● YOUR GOAL
Omit every picture while repeating the entries exactly.

------------------------

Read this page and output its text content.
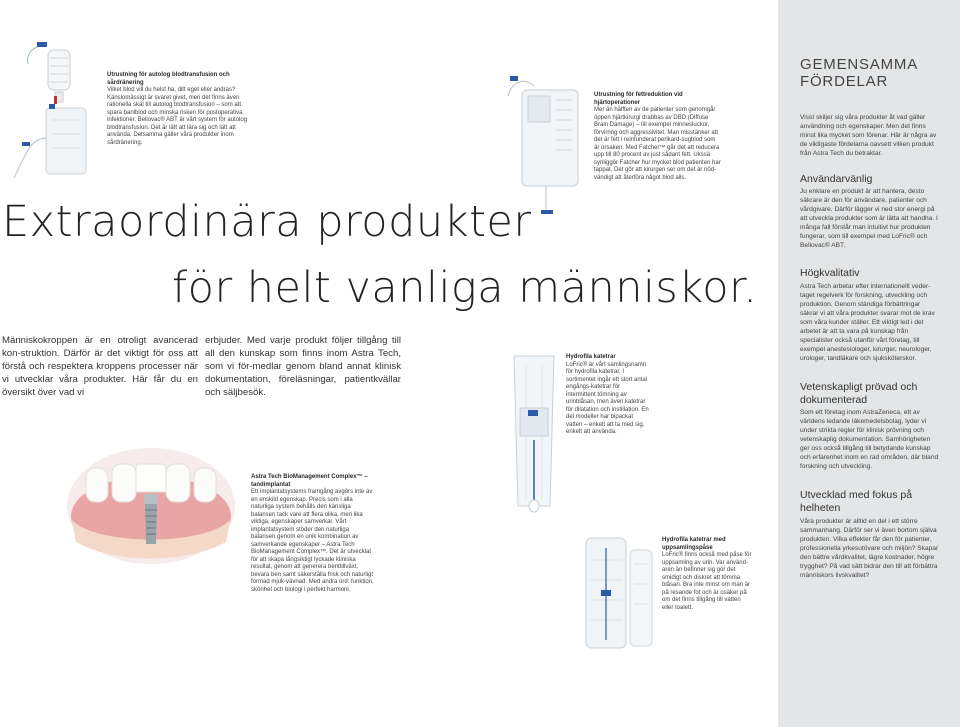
GEMENSAMMA
FÖRDELAR
Visst skiljer sig våra produkter åt vad gäller användning och egenskaper. Men det finns minst lika mycket som förenar. Här är några av de viktigaste fördelarna oavsett vilken produkt från Astra Tech du betraktar.
Användarvänlig
Ju enklare en produkt är att hantera, desto säkrare är den för användare, patienter och vårdgivare. Därför lägger vi ned stor energi på att utveckla produkter som är lätta att handha. I många fall förstår man intuitivt hur produkten fungerar, som till exempel med LoFric® och Bellovac® ABT.
Högkvalitativ
Astra Tech arbetar efter internationellt veder-taget regelverk för forskning, utveckling och produktion. Genom ständiga förbättringar säkrar vi att våra produkter svarar mot de krav som våra kunder ställer. Ett viktigt led i det arbetet är att ta vara på kunskap från specialister också utanför vårt företag, till exempel anestesiologer, kirurger, neurologer, urologer, tandläkare och sjuksköterskor.
Vetenskapligt prövad och dokumenterad
Som ett företag inom AstraZeneca, ett av världens ledande läkemedelsbolag, lyder vi under strikta regler för klinisk prövning och vetenskaplig dokumentation. Samhörigheten ger oss också tillgång till betydande kunskap och erfarenhet inom en rad områden, där bland forskning och utveckling.
Utvecklad med fokus på helheten
Våra produkter är alltid en del i ett större sammanhang. Därför ser vi även bortom själva produkten. Vilka effekter får den för patienter, professionella yrkesutövare och miljön? Skapar den bättre vårdkvalitet, lägre kostnader, högre trygghet? På vad sätt bidrar den till att förbättra människors livskvalitet?
Utrustning för autolog blodtransfusion och sårdränering
Vilket blod vill du helst ha, ditt eget eller andras? Känslomässigt är svaret givet, men det finns även rationella skäl till autolog blodtransfusion – som att spara banlblod och minska risken för postoperativa infektioner. Bellovac® ABT är vårt system för autolog blodtransfusion. Det är lätt att lära sig och lätt att använda. Detsamma gäller våra produkter inom sårdränering.
Utrustning för fettreduktion vid hjärtoperationer
Mer än hälften av de patienter som genomgår öppen hjärtkirurgi drabbas av DBD (Diffuse Brain Damage) – till exempel minnesluckor, förvirring och aggressivitet. Man misstänker att det är fett i reinfunderat perikard-sugblod som är orsaken. Med Fatcher™ går det att reducera upp till 80 procent av just sådant fett. Ukssä synliggör Fatcher hur mycket blod patienten har tappat. Det gör att kirurgen ser om det är nöd-vändigt att återföra något blod alls.
Extraordinära produkter
för helt vanliga människor.
Människokroppen är en otroligt avancerad kon-struktion. Därför är det viktigt för oss att förstå och respektera kroppens processer när vi utvecklar våra produkter. Här får du en översikt över vad vi
erbjuder. Med varje produkt följer tillgång till all den kunskap som finns inom Astra Tech, som vi för-medlar genom bland annat klinisk dokumentation, föreläsningar, patientkvällar och säljbesök.
Astra Tech BioManagement Complex™ – tandimplantat
Ett implantatsystems framgång avgörs inte av en enskild egenskap. Precis som i alla naturliga system behålls den känsliga balansen tack vare att flera olika, men lika viktiga, egenskaper samverkar. Vårt implantatsystem stöder den naturliga balansen genom en unik kombination av samverkande egenskaper – Astra Tech BioManagement Complex™. Det är utvecklat för att skapa långsiktigt lyckade kliniska resultat, genom att generera benttillväxt, bevara ben samt säkerställa frisk och naturligt formad mjuk-vävnad. Med andra ord: funktion, skönhet och biologi i perfekt harmoni.
Hydrofila katetrar
LoFric® är vårt samlingsnamn för hydrofila katetrar. I sortimentet ingår ett stort antal engångs-katetrar för intermittent tömning av urinblåsan, men även katetrar för dilatation och instillation. En del modeller har bipackat vatten – enkelt att ta med sig, enkelt att använda.
Hydrofila katetrar med uppsamlingspåse
LoFric® finns också med påse för uppsamling av urin. Var använd-aren än befinner sig gör det smidigt och diskret att tömma blåsan. Bra inte minst om man är på resande fot och är osäker på om det finns tillgång till vatten eller toalett.
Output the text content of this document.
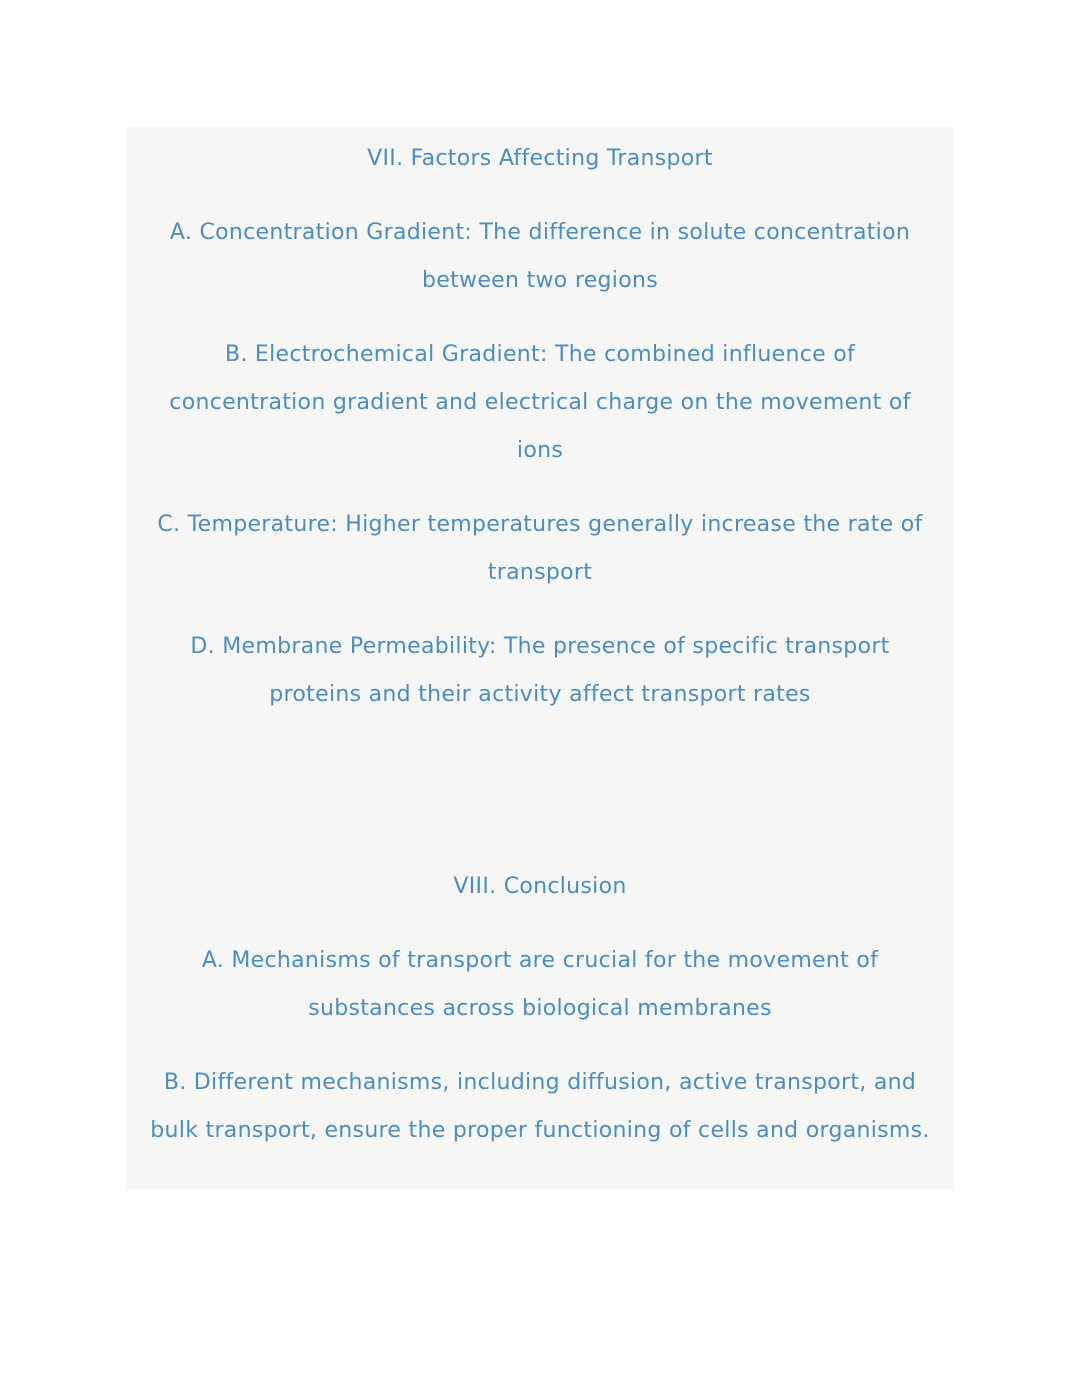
VII. Factors Affecting Transport

A. Concentration Gradient: The difference in solute concentration between two regions

B. Electrochemical Gradient: The combined influence of concentration gradient and electrical charge on the movement of ions

C. Temperature: Higher temperatures generally increase the rate of transport

D. Membrane Permeability: The presence of specific transport proteins and their activity affect transport rates

VIII. Conclusion

A. Mechanisms of transport are crucial for the movement of substances across biological membranes

B. Different mechanisms, including diffusion, active transport, and bulk transport, ensure the proper functioning of cells and organisms.
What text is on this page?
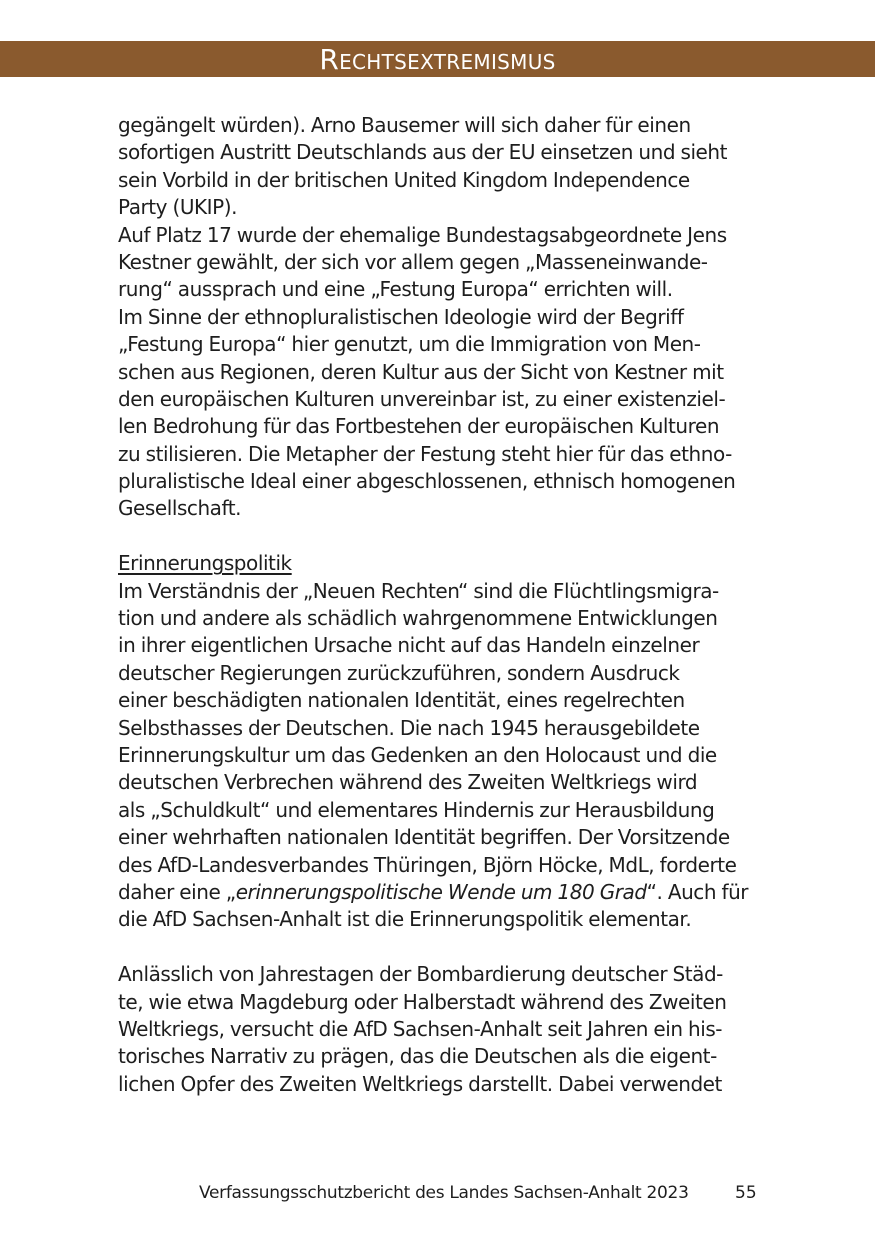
Rechtsextremismus
gegängelt würden). Arno Bausemer will sich daher für einen
sofortigen Austritt Deutschlands aus der EU einsetzen und sieht
sein Vorbild in der britischen United Kingdom Independence
Party (UKIP).
Auf Platz 17 wurde der ehemalige Bundestagsabgeordnete Jens
Kestner gewählt, der sich vor allem gegen „Masseneinwande-
rung“ aussprach und eine „Festung Europa“ errichten will.
Im Sinne der ethnopluralistischen Ideologie wird der Begriff
„Festung Europa“ hier genutzt, um die Immigration von Men-
schen aus Regionen, deren Kultur aus der Sicht von Kestner mit
den europäischen Kulturen unvereinbar ist, zu einer existenziel-
len Bedrohung für das Fortbestehen der europäischen Kulturen
zu stilisieren. Die Metapher der Festung steht hier für das ethno-
pluralistische Ideal einer abgeschlossenen, ethnisch homogenen
Gesellschaft.
Erinnerungspolitik
Im Verständnis der „Neuen Rechten“ sind die Flüchtlingsmigra-
tion und andere als schädlich wahrgenommene Entwicklungen
in ihrer eigentlichen Ursache nicht auf das Handeln einzelner
deutscher Regierungen zurückzuführen, sondern Ausdruck
einer beschädigten nationalen Identität, eines regelrechten
Selbsthasses der Deutschen. Die nach 1945 herausgebildete
Erinnerungskultur um das Gedenken an den Holocaust und die
deutschen Verbrechen während des Zweiten Weltkriegs wird
als „Schuldkult“ und elementares Hindernis zur Herausbildung
einer wehrhaften nationalen Identität begriffen. Der Vorsitzende
des AfD-Landesverbandes Thüringen, Björn Höcke, MdL, forderte
daher eine „erinnerungspolitische Wende um 180 Grad“. Auch für
die AfD Sachsen-Anhalt ist die Erinnerungspolitik elementar.
Anlässlich von Jahrestagen der Bombardierung deutscher Städ-
te, wie etwa Magdeburg oder Halberstadt während des Zweiten
Weltkriegs, versucht die AfD Sachsen-Anhalt seit Jahren ein his-
torisches Narrativ zu prägen, das die Deutschen als die eigent-
lichen Opfer des Zweiten Weltkriegs darstellt. Dabei verwendet
Verfassungsschutzbericht des Landes Sachsen-Anhalt 2023	55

------------------------

● YOUR SOLUTION
Read this page and output its text content.
GEMENSAMMA
FÖRDELAR
Visst skiljer sig våra produkter åt vad gäller användning och egenskaper. Men det finns minst lika mycket som förenar. Här är några av de viktigaste fördelarna oavsett vilken produkt från Astra Tech du betraktar.
Användarvänlig
Ju enklare en produkt är att hantera, desto säkrare är den för användare, patienter och vårdgivare. Därför lägger vi ned stor energi på att utveckla produkter som är lätta att handha. I många fall förstår man intuitivt hur produkten fungerar, som till exempel med LoFric® och Bellovac® ABT.
Högkvalitativ
Astra Tech arbetar efter internationellt veder-taget regelverk för forskning, utveckling och produktion. Genom ständiga förbättringar säkrar vi att våra produkter svarar mot de krav som våra kunder ställer. Ett viktigt led i det arbetet är att ta vara på kunskap från specialister också utanför vårt företag, till exempel anestesiologer, kirurger, neurologer, urologer, tandläkare och sjuksköterskor.
Vetenskapligt prövad och dokumenterad
Som ett företag inom AstraZeneca, ett av världens ledande läkemedelsbolag, lyder vi under strikta regler för klinisk prövning och vetenskaplig dokumentation. Samhörigheten ger oss också tillgång till betydande kunskap och erfarenhet inom en rad områden, där bland forskning och utveckling.
Utvecklad med fokus på helheten
Våra produkter är alltid en del i ett större sammanhang. Därför ser vi även bortom själva produkten. Vilka effekter får den för patienter, professionella yrkesutövare och miljön? Skapar den bättre vårdkvalitet, lägre kostnader, högre trygghet? På vad sätt bidrar den till att förbättra människors livskvalitet?
Utrustning för autolog blodtransfusion och sårdränering
Vilket blod vill du helst ha, ditt eget eller andras? Känslomässigt är svaret givet, men det finns även rationella skäl till autolog blodtransfusion – som att spara banlblod och minska risken för postoperativa infektioner. Bellovac® ABT är vårt system för autolog blodtransfusion. Det är lätt att lära sig och lätt att använda. Detsamma gäller våra produkter inom sårdränering.
Utrustning för fettreduktion vid hjärtoperationer
Mer än hälften av de patienter som genomgår öppen hjärtkirurgi drabbas av DBD (Diffuse Brain Damage) – till exempel minnesluckor, förvirring och aggressivitet. Man misstänker att det är fett i reinfunderat perikard-sugblod som är orsaken. Med Fatcher™ går det att reducera upp till 80 procent av just sådant fett. Ukssä synliggör Fatcher hur mycket blod patienten har tappat. Det gör att kirurgen ser om det är nöd-vändigt att återföra något blod alls.
Extraordinära produkter
för helt vanliga människor.
Människokroppen är en otroligt avancerad kon-struktion. Därför är det viktigt för oss att förstå och respektera kroppens processer när vi utvecklar våra produkter. Här får du en översikt över vad vi
erbjuder. Med varje produkt följer tillgång till all den kunskap som finns inom Astra Tech, som vi för-medlar genom bland annat klinisk dokumentation, föreläsningar, patientkvällar och säljbesök.
Astra Tech BioManagement Complex™ – tandimplantat
Ett implantatsystems framgång avgörs inte av en enskild egenskap. Precis som i alla naturliga system behålls den känsliga balansen tack vare att flera olika, men lika viktiga, egenskaper samverkar. Vårt implantatsystem stöder den naturliga balansen genom en unik kombination av samverkande egenskaper – Astra Tech BioManagement Complex™. Det är utvecklat för att skapa långsiktigt lyckade kliniska resultat, genom att generera benttillväxt, bevara ben samt säkerställa frisk och naturligt formad mjuk-vävnad. Med andra ord: funktion, skönhet och biologi i perfekt harmoni.
Hydrofila katetrar
LoFric® är vårt samlingsnamn för hydrofila katetrar. I sortimentet ingår ett stort antal engångs-katetrar för intermittent tömning av urinblåsan, men även katetrar för dilatation och instillation. En del modeller har bipackat vatten – enkelt att ta med sig, enkelt att använda.
Hydrofila katetrar med uppsamlingspåse
LoFric® finns också med påse för uppsamling av urin. Var använd-aren än befinner sig gör det smidigt och diskret att tömma blåsan. Bra inte minst om man är på resande fot och är osäker på om det finns tillgång till vatten eller toalett.
Output the text content of this document.
VII. Factors Affecting Transport

A. Concentration Gradient: The difference in solute concentration between two regions

B. Electrochemical Gradient: The combined influence of concentration gradient and electrical charge on the movement of ions

C. Temperature: Higher temperatures generally increase the rate of transport

D. Membrane Permeability: The presence of specific transport proteins and their activity affect transport rates

VIII. Conclusion

A. Mechanisms of transport are crucial for the movement of substances across biological membranes

B. Different mechanisms, including diffusion, active transport, and bulk transport, ensure the proper functioning of cells and organisms.
What text is on this page?
Rechtsextremismus
gegängelt würden). Arno Bausemer will sich daher für einen
sofortigen Austritt Deutschlands aus der EU einsetzen und sieht
sein Vorbild in der britischen United Kingdom Independence
Party (UKIP).
Auf Platz 17 wurde der ehemalige Bundestagsabgeordnete Jens
Kestner gewählt, der sich vor allem gegen „Masseneinwande-
rung“ aussprach und eine „Festung Europa“ errichten will.
Im Sinne der ethnopluralistischen Ideologie wird der Begriff
„Festung Europa“ hier genutzt, um die Immigration von Men-
schen aus Regionen, deren Kultur aus der Sicht von Kestner mit
den europäischen Kulturen unvereinbar ist, zu einer existenziel-
len Bedrohung für das Fortbestehen der europäischen Kulturen
zu stilisieren. Die Metapher der Festung steht hier für das ethno-
pluralistische Ideal einer abgeschlossenen, ethnisch homogenen
Gesellschaft.
Erinnerungspolitik
Im Verständnis der „Neuen Rechten“ sind die Flüchtlingsmigra-
tion und andere als schädlich wahrgenommene Entwicklungen
in ihrer eigentlichen Ursache nicht auf das Handeln einzelner
deutscher Regierungen zurückzuführen, sondern Ausdruck
einer beschädigten nationalen Identität, eines regelrechten
Selbsthasses der Deutschen. Die nach 1945 herausgebildete
Erinnerungskultur um das Gedenken an den Holocaust und die
deutschen Verbrechen während des Zweiten Weltkriegs wird
als „Schuldkult“ und elementares Hindernis zur Herausbildung
einer wehrhaften nationalen Identität begriffen. Der Vorsitzende
des AfD-Landesverbandes Thüringen, Björn Höcke, MdL, forderte
daher eine „erinnerungspolitische Wende um 180 Grad“. Auch für
die AfD Sachsen-Anhalt ist die Erinnerungspolitik elementar.
Anlässlich von Jahrestagen der Bombardierung deutscher Städ-
te, wie etwa Magdeburg oder Halberstadt während des Zweiten
Weltkriegs, versucht die AfD Sachsen-Anhalt seit Jahren ein his-
torisches Narrativ zu prägen, das die Deutschen als die eigent-
lichen Opfer des Zweiten Weltkriegs darstellt. Dabei verwendet
Verfassungsschutzbericht des Landes Sachsen-Anhalt 2023	55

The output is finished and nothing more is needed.